- [Description of the task]
Reproduce the listing below line for line, changing no character, but omit the picture.

— BEGIN Records provided —

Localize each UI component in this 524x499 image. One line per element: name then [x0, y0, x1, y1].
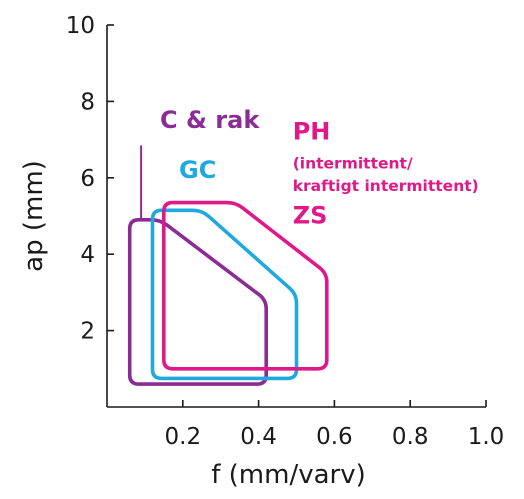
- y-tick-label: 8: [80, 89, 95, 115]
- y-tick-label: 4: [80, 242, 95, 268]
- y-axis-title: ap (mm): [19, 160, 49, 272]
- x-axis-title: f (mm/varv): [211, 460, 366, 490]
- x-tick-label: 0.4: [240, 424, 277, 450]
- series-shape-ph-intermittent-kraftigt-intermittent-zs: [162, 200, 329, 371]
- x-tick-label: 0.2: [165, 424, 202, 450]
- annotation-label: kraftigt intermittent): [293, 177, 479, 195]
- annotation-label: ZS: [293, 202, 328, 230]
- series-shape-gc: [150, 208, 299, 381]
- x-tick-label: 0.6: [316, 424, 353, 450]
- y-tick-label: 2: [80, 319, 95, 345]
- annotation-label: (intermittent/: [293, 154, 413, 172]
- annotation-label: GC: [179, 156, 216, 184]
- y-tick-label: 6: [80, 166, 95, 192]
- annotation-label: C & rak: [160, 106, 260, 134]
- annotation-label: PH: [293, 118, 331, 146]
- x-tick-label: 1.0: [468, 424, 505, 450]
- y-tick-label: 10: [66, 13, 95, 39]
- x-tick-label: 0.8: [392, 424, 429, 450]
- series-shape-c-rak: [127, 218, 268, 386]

— END Records provided —

- [In response]
Localize each UI component in this 524x499 image. One line per element: name then [x0, y0, x1, y1].
- y-tick-label: 8: [80, 89, 95, 115]
- y-tick-label: 4: [80, 242, 95, 268]
- y-axis-title: ap (mm): [19, 160, 49, 272]
- x-axis-title: f (mm/varv): [211, 460, 366, 490]
- x-tick-label: 0.4: [240, 424, 277, 450]
- series-shape-ph-intermittent-kraftigt-intermittent-zs: [162, 200, 329, 371]
- x-tick-label: 0.2: [165, 424, 202, 450]
- annotation-label: kraftigt intermittent): [293, 177, 479, 195]
- annotation-label: ZS: [293, 202, 328, 230]
- series-shape-gc: [150, 208, 299, 381]
- x-tick-label: 0.6: [316, 424, 353, 450]
- y-tick-label: 2: [80, 319, 95, 345]
- annotation-label: (intermittent/: [293, 154, 413, 172]
- annotation-label: GC: [179, 156, 216, 184]
- y-tick-label: 6: [80, 166, 95, 192]
- annotation-label: C & rak: [160, 106, 260, 134]
- annotation-label: PH: [293, 118, 331, 146]
- x-tick-label: 1.0: [468, 424, 505, 450]
- y-tick-label: 10: [66, 13, 95, 39]
- x-tick-label: 0.8: [392, 424, 429, 450]
- series-shape-c-rak: [127, 218, 268, 386]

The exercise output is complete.